--- 所给文本 ---
===============
HDU 1016 Prime Ring Problem(DFS)

题目链接：http://acm.hdu.edu.cn/showproblem.php?pid=1016

Prime Ring Problem

Time Limit: 4000/2000 MS (Java/Others)    Memory Limit: 65536/32768 K (Java/Others)
Total Submission(s): 18110    Accepted Submission(s): 8109

Problem Description

A ring is compose of n circles as shown in diagram. Put natural number 1, 2, ..., n into each circle separately, and the sum of numbers in two adjacent circles should be a prime.

Note: the number of first circle should always be 1.

 

Input

n (0 < n < 20).

 

Output

The output format is shown as sample below. Each row represents a series of circle numbers in the ring beginning from 1 clockwisely and anticlockwisely. The order of numbers must satisfy the above requirements. Print solutions in lexicographical order.

You are to write a program that completes above process.

Print a blank line after each case.

 

Sample Input

6 8

 

Sample Output

Case 1: 1 4 3 2 5 6 1 6 5 2 3 4 Case 2: 1 2 3 8 5 6 7 4 1 2 5 8 3 4 7 6 1 4 7 6 5 8 3 2 1 6 7 4 3 8 5 2

 

Source

Asia 1996, Shanghai (Mainland China)

 

Recommend

JGShining

 

 

一开始想到用BFS搜索，但是标志设定是个大问题，想了很久还是没想出解决方法，经同学指点之后，我忽然明白，DFS可以解决这个问题，果断换上DFS，WA了几次，对比发现那case没大写。。。。囧

 

贴下龌龊的代码：

 

#include<stdio.h>
#include<string.h>
#include<math.h>
int vis[25], pr[104];
int n;
void prime()
{
    int m = 10, i, j;
    memset(pr, 0, sizeof(pr));
    for(i = 2; i <= m; i++)
===============
(版面记录)
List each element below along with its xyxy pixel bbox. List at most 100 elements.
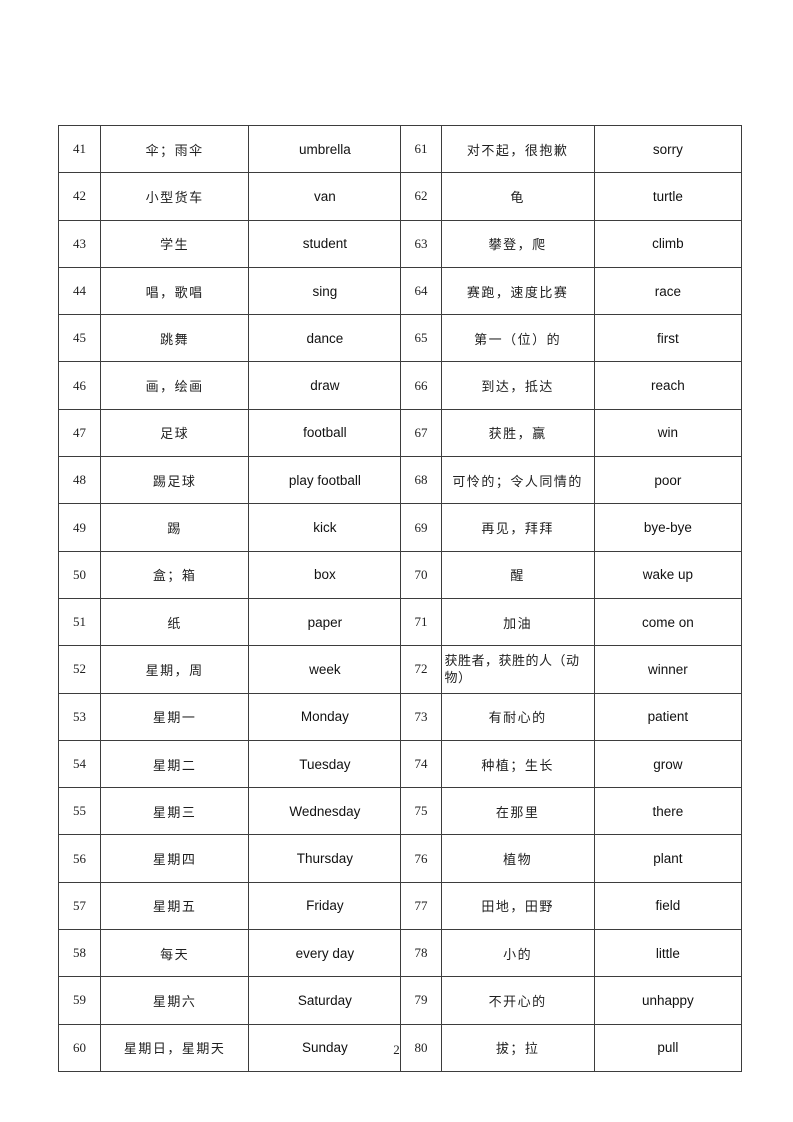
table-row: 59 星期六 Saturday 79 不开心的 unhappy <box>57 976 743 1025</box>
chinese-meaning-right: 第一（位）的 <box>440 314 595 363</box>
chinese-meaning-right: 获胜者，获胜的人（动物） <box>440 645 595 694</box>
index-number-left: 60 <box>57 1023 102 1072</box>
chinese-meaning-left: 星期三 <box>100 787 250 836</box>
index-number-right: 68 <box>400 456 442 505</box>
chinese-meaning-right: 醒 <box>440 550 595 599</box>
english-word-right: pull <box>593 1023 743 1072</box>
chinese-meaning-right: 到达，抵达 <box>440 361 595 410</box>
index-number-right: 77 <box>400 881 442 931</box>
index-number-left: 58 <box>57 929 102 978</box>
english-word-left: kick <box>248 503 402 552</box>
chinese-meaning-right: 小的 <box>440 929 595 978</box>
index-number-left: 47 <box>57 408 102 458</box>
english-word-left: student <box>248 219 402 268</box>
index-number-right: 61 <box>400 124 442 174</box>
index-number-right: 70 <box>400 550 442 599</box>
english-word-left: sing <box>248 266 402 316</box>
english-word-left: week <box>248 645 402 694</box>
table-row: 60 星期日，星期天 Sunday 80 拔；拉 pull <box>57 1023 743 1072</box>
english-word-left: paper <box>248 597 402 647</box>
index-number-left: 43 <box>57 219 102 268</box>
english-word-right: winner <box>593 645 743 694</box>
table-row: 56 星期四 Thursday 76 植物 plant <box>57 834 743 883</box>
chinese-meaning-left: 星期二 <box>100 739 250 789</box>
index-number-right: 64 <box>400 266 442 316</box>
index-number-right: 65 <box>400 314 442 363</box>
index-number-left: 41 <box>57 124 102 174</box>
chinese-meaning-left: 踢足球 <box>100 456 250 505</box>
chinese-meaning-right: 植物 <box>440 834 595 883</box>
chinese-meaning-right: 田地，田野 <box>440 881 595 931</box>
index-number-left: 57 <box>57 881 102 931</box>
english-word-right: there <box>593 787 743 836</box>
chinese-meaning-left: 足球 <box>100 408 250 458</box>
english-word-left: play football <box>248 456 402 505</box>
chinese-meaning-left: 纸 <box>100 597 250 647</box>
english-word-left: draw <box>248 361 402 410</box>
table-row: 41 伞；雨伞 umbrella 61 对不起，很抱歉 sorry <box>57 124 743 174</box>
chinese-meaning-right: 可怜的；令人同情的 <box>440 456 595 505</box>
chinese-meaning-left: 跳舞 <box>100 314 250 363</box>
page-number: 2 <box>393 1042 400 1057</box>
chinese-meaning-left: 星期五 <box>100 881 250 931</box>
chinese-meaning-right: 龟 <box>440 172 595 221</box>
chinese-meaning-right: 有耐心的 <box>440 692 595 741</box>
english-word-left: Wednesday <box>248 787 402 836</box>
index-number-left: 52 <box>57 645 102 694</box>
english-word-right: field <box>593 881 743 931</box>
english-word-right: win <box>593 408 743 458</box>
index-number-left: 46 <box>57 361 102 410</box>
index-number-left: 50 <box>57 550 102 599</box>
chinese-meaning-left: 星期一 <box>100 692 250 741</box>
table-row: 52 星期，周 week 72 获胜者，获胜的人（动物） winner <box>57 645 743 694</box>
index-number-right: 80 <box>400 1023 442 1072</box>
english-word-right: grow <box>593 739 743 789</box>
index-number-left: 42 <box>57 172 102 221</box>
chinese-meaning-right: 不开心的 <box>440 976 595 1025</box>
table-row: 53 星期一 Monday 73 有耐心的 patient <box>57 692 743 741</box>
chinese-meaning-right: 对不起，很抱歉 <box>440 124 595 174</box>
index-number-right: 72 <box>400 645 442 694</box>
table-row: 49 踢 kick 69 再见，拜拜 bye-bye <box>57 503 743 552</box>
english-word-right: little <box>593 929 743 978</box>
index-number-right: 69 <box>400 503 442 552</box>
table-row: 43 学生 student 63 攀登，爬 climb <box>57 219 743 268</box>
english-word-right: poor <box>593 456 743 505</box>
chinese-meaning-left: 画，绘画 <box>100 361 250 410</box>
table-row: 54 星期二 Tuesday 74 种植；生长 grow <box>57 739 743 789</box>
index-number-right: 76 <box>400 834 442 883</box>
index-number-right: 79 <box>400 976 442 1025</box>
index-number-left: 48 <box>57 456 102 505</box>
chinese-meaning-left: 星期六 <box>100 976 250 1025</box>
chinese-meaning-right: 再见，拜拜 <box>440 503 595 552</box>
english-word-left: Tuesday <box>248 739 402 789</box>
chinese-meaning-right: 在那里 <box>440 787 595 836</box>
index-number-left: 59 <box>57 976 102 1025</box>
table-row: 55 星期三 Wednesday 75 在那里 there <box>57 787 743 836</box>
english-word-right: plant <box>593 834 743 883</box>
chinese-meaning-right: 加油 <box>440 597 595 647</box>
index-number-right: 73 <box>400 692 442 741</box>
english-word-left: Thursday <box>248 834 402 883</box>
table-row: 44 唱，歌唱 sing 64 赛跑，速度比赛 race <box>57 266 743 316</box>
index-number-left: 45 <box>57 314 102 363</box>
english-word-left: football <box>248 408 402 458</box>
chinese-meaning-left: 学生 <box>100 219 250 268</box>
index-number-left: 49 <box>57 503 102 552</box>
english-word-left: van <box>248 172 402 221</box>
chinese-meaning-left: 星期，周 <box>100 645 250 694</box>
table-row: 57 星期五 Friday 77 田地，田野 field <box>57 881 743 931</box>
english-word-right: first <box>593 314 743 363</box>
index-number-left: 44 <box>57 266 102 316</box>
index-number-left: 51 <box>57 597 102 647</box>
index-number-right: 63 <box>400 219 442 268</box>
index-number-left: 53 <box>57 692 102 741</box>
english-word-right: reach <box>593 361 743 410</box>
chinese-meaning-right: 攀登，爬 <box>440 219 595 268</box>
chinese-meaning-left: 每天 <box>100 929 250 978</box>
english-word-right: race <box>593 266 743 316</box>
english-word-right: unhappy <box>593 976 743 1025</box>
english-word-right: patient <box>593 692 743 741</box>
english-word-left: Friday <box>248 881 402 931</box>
===============
--- 简短任务 1 ---
在素数环这道题的文本里，第一个圆中的数字必须是几？
--- 简短任务 2 ---
从素数环题解停下的地方接着往下写。

--- 结果 1 ---
必须是 1。

--- 结果 2 ---
    {
        if(!pr[i])
        {
            for(j = i * i; j <= 100; j += i)
                pr[j] = 1;
        }
    }
}
void dfs(int g[], int cur)
{
    int i, j;
    for(i = 2; i <= n; i++)
    {
        if(vis[i] || pr[g[cur - 1] + i])continue;
        g[cur] = i;
        if(cur + 1 == n)
        {
            if(pr[g[cur] + 1])continue;
            j = 0;
            printf("%d", g[j]);
            for(j = 1; j <= cur; j++)
                printf(" %d", g[j]);
            printf("\n");
            return ;
        }
        vis[i] = 1;
        dfs(g, cur + 1);
        vis[i] = 0;
    }
}
int main()
{
    int count = 0, g[30];
    prime();
    while(scanf("%d", &n) != EOF)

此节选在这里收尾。